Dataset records
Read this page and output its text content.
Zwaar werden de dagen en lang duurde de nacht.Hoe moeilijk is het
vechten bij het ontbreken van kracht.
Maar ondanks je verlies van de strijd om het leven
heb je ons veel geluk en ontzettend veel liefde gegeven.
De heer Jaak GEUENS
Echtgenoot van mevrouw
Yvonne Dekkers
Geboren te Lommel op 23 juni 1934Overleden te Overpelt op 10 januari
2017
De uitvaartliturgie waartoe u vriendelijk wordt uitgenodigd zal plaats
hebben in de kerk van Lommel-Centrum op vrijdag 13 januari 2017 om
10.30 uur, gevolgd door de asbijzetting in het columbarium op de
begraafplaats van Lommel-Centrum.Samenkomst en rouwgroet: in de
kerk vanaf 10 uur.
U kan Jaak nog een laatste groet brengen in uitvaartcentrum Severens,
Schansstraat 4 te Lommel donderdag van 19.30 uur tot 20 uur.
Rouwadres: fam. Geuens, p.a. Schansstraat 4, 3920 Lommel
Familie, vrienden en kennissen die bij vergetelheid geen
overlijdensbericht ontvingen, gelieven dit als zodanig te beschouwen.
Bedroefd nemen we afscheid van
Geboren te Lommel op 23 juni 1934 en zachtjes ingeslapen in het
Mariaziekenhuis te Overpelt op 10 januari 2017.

_WHAT YOU NEED TO DO:_ Copy every line above in which the string "Geboren" shows up.

_RESULT:_
Geboren te Lommel op 23 juni 1934Overleden te Overpelt op 10 januari
Geboren te Lommel op 23 juni 1934 en zachtjes ingeslapen in het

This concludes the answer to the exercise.